Work required — Write out the whole of the material exactly.

----

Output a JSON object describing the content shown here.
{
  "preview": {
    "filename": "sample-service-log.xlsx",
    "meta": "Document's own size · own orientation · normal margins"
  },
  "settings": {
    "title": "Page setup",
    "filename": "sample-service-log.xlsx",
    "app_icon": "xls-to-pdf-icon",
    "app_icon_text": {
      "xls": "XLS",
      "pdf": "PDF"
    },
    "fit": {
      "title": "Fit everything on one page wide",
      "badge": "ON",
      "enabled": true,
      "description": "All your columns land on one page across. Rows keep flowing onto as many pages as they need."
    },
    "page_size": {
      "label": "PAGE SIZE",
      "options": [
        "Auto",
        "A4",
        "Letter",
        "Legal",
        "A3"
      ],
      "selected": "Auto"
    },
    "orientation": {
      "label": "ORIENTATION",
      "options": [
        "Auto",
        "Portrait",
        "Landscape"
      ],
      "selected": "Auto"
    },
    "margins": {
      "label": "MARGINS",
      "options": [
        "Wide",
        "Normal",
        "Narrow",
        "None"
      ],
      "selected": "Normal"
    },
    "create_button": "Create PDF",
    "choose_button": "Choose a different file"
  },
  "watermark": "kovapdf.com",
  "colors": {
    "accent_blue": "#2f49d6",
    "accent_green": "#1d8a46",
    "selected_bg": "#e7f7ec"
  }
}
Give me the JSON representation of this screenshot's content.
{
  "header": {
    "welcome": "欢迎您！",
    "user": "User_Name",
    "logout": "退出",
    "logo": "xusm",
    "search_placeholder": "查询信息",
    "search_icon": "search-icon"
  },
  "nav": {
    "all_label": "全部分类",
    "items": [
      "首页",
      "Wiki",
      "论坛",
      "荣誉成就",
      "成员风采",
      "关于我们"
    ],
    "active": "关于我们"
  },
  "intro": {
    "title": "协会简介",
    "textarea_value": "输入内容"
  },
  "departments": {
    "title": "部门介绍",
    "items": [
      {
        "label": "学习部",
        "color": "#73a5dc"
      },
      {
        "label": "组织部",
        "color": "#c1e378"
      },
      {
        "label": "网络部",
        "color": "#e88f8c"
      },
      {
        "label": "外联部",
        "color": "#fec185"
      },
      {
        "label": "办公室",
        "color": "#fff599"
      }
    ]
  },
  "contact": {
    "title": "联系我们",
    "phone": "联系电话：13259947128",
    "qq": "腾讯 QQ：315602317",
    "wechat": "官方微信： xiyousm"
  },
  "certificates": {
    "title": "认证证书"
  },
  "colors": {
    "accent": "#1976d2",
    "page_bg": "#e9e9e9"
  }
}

----

The reply —
Output a JSON object describing the content shown here.
{
  "preview": {
    "filename": "sample-service-log.xlsx",
    "meta": "Document's own size · own orientation · normal margins"
  },
  "settings": {
    "title": "Page setup",
    "filename": "sample-service-log.xlsx",
    "app_icon": "xls-to-pdf-icon",
    "app_icon_text": {
      "xls": "XLS",
      "pdf": "PDF"
    },
    "fit": {
      "title": "Fit everything on one page wide",
      "badge": "ON",
      "enabled": true,
      "description": "All your columns land on one page across. Rows keep flowing onto as many pages as they need."
    },
    "page_size": {
      "label": "PAGE SIZE",
      "options": [
        "Auto",
        "A4",
        "Letter",
        "Legal",
        "A3"
      ],
      "selected": "Auto"
    },
    "orientation": {
      "label": "ORIENTATION",
      "options": [
        "Auto",
        "Portrait",
        "Landscape"
      ],
      "selected": "Auto"
    },
    "margins": {
      "label": "MARGINS",
      "options": [
        "Wide",
        "Normal",
        "Narrow",
        "None"
      ],
      "selected": "Normal"
    },
    "create_button": "Create PDF",
    "choose_button": "Choose a different file"
  },
  "watermark": "kovapdf.com",
  "colors": {
    "accent_blue": "#2f49d6",
    "accent_green": "#1d8a46",
    "selected_bg": "#e7f7ec"
  }
}
Give me the JSON representation of this screenshot's content.
{
  "header": {
    "welcome": "欢迎您！",
    "user": "User_Name",
    "logout": "退出",
    "logo": "xusm",
    "search_placeholder": "查询信息",
    "search_icon": "search-icon"
  },
  "nav": {
    "all_label": "全部分类",
    "items": [
      "首页",
      "Wiki",
      "论坛",
      "荣誉成就",
      "成员风采",
      "关于我们"
    ],
    "active": "关于我们"
  },
  "intro": {
    "title": "协会简介",
    "textarea_value": "输入内容"
  },
  "departments": {
    "title": "部门介绍",
    "items": [
      {
        "label": "学习部",
        "color": "#73a5dc"
      },
      {
        "label": "组织部",
        "color": "#c1e378"
      },
      {
        "label": "网络部",
        "color": "#e88f8c"
      },
      {
        "label": "外联部",
        "color": "#fec185"
      },
      {
        "label": "办公室",
        "color": "#fff599"
      }
    ]
  },
  "contact": {
    "title": "联系我们",
    "phone": "联系电话：13259947128",
    "qq": "腾讯 QQ：315602317",
    "wechat": "官方微信： xiyousm"
  },
  "certificates": {
    "title": "认证证书"
  },
  "colors": {
    "accent": "#1976d2",
    "page_bg": "#e9e9e9"
  }
}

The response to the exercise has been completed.